SET TASK: Each line of the listing must be transcribed exactly, except for the images, which should be excluded.

DATA EXTRACT:
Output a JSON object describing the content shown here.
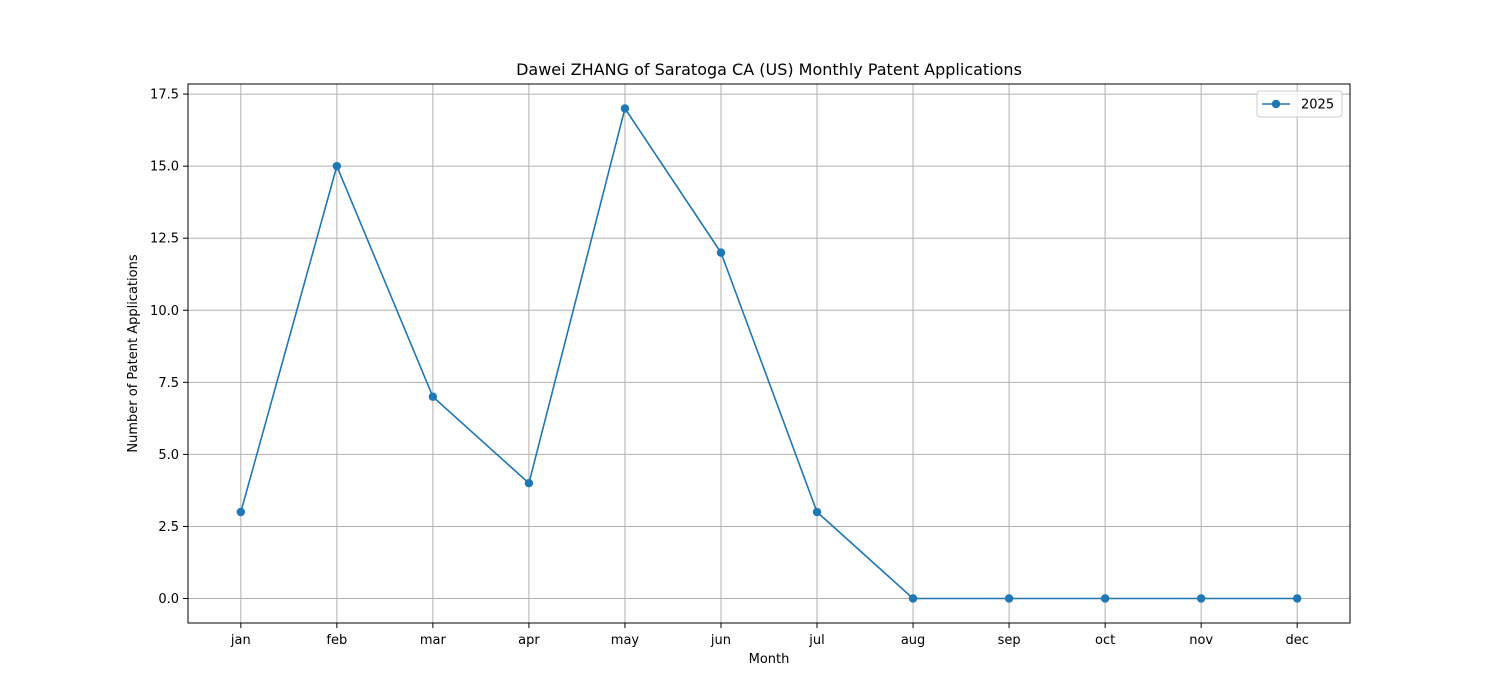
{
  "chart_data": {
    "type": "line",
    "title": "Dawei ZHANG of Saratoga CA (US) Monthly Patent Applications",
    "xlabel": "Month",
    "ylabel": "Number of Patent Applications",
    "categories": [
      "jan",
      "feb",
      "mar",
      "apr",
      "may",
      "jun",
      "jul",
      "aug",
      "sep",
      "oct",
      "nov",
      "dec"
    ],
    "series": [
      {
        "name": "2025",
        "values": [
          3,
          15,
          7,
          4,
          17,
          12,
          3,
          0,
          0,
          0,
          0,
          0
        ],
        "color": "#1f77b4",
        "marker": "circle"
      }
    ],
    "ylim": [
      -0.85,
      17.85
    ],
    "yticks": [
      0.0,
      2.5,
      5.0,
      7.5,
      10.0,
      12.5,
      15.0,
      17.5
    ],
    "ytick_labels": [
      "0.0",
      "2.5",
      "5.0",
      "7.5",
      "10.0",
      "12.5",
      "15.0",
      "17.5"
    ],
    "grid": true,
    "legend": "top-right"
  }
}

REPLY:
Output a JSON object describing the content shown here.
{
  "chart_data": {
    "type": "line",
    "title": "Dawei ZHANG of Saratoga CA (US) Monthly Patent Applications",
    "xlabel": "Month",
    "ylabel": "Number of Patent Applications",
    "categories": [
      "jan",
      "feb",
      "mar",
      "apr",
      "may",
      "jun",
      "jul",
      "aug",
      "sep",
      "oct",
      "nov",
      "dec"
    ],
    "series": [
      {
        "name": "2025",
        "values": [
          3,
          15,
          7,
          4,
          17,
          12,
          3,
          0,
          0,
          0,
          0,
          0
        ],
        "color": "#1f77b4",
        "marker": "circle"
      }
    ],
    "ylim": [
      -0.85,
      17.85
    ],
    "yticks": [
      0.0,
      2.5,
      5.0,
      7.5,
      10.0,
      12.5,
      15.0,
      17.5
    ],
    "ytick_labels": [
      "0.0",
      "2.5",
      "5.0",
      "7.5",
      "10.0",
      "12.5",
      "15.0",
      "17.5"
    ],
    "grid": true,
    "legend": "top-right"
  }
}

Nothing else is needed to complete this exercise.